◆ **Task requirements**
Select every line holding the word "price" and copy it.

>> BEGIN Input

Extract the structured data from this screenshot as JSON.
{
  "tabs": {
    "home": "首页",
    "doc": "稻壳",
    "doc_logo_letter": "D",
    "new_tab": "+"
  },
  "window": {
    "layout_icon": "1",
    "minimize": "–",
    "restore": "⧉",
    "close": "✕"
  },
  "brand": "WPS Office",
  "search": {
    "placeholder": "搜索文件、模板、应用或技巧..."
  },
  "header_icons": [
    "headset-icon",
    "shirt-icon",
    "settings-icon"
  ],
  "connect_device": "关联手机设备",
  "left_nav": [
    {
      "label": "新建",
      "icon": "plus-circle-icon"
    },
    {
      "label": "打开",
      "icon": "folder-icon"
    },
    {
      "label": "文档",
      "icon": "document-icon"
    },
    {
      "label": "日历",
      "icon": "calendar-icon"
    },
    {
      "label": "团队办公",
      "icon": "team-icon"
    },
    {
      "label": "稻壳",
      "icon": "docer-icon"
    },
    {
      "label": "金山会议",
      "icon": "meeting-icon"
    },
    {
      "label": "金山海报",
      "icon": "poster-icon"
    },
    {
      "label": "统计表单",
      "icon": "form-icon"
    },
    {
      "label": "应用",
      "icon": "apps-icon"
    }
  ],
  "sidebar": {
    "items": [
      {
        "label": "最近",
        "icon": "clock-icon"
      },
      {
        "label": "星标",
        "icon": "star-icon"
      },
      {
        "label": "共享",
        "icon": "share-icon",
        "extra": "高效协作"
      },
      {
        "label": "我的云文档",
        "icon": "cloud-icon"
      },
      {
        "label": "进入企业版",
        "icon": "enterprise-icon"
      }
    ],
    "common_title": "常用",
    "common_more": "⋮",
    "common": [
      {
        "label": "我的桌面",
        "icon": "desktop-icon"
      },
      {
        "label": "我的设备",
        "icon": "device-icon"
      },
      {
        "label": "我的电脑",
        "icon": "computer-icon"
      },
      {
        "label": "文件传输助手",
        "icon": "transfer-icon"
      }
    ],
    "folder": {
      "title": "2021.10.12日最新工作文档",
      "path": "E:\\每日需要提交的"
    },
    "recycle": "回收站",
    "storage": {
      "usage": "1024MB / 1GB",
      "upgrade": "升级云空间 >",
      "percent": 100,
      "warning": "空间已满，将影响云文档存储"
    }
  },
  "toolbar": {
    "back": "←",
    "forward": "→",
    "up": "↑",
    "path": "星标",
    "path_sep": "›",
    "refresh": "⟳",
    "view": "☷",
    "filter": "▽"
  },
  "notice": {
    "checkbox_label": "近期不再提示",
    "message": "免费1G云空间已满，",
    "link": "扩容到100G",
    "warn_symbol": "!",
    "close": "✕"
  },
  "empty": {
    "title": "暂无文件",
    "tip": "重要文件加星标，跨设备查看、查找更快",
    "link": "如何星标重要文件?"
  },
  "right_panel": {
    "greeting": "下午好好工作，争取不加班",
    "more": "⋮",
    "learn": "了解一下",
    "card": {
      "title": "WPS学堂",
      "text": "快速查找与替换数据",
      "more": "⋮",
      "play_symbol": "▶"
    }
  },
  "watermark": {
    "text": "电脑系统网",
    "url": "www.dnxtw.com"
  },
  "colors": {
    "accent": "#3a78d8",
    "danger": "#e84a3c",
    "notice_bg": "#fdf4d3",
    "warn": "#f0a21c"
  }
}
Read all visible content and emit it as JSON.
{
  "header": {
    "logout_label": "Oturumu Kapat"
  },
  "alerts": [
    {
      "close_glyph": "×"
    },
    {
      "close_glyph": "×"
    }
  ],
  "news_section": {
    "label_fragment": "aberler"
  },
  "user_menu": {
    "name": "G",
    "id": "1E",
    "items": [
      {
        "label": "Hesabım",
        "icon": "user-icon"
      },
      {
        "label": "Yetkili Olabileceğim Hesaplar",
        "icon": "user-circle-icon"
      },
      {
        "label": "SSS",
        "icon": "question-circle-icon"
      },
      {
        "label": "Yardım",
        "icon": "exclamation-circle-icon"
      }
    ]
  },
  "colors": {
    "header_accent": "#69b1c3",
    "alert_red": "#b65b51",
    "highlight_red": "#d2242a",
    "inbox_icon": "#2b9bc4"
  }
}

>> END Input
>> BEGIN Input

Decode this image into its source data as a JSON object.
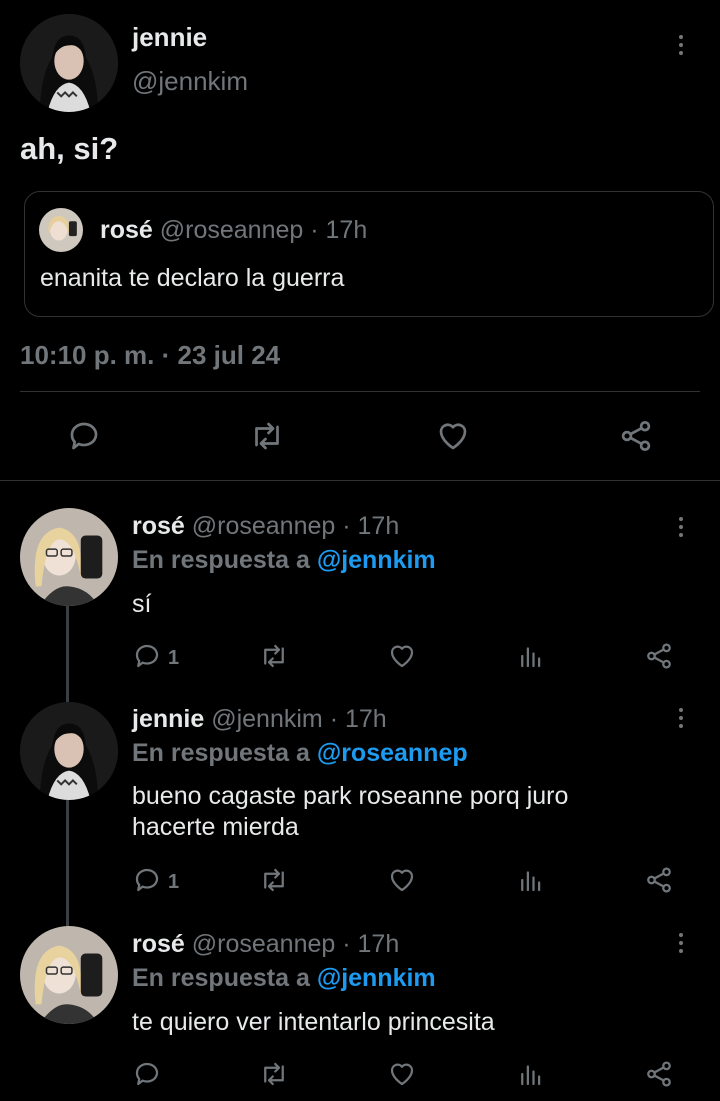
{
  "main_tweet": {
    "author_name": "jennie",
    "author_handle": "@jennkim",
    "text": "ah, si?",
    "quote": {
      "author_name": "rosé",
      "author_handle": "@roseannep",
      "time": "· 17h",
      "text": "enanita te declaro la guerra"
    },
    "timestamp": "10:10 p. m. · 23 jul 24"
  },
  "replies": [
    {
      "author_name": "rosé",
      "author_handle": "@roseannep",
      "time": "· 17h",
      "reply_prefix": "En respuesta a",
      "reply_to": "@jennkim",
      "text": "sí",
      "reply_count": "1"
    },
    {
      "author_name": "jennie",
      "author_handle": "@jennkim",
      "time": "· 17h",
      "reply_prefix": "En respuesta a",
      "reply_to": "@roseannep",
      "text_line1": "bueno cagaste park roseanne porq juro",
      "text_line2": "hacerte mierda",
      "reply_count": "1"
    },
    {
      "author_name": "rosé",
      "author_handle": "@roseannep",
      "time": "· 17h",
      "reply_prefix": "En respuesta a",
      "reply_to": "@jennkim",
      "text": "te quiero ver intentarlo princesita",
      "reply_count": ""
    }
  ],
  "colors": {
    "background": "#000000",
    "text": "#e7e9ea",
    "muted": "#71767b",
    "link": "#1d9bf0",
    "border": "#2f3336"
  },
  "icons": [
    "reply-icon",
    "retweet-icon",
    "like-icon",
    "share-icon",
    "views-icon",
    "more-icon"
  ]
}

>> END Input
>> BEGIN Input

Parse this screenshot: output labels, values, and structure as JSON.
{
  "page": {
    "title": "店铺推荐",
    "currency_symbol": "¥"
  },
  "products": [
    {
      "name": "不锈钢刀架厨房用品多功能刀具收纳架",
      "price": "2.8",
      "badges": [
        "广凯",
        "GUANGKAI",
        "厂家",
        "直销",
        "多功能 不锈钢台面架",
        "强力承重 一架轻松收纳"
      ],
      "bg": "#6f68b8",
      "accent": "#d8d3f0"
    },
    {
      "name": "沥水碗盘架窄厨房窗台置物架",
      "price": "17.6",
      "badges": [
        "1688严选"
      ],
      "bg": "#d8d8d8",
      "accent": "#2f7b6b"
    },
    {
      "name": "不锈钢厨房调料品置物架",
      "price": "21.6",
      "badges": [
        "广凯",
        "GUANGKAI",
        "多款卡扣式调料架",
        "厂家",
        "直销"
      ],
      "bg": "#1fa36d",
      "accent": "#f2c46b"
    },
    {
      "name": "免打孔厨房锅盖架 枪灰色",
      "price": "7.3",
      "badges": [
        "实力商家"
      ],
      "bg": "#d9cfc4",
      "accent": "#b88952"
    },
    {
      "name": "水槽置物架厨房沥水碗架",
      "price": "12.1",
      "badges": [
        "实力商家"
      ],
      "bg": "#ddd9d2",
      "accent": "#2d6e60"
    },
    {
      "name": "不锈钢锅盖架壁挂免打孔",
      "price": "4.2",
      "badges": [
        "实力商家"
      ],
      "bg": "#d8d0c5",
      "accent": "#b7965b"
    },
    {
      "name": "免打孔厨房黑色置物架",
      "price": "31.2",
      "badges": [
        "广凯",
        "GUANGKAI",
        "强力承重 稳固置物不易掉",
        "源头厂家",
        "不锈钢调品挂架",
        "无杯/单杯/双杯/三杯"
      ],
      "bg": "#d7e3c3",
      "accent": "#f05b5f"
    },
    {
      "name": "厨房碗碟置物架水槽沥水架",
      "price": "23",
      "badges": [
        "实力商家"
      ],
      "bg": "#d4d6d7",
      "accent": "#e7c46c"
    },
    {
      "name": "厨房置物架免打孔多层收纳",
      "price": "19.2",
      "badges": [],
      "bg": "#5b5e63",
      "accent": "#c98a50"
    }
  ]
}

>> END Input

◆ **Finished task**
      "price": "2.8",
      "price": "17.6",
      "price": "21.6",
      "price": "7.3",
      "price": "12.1",
      "price": "4.2",
      "price": "31.2",
      "price": "23",
      "price": "19.2",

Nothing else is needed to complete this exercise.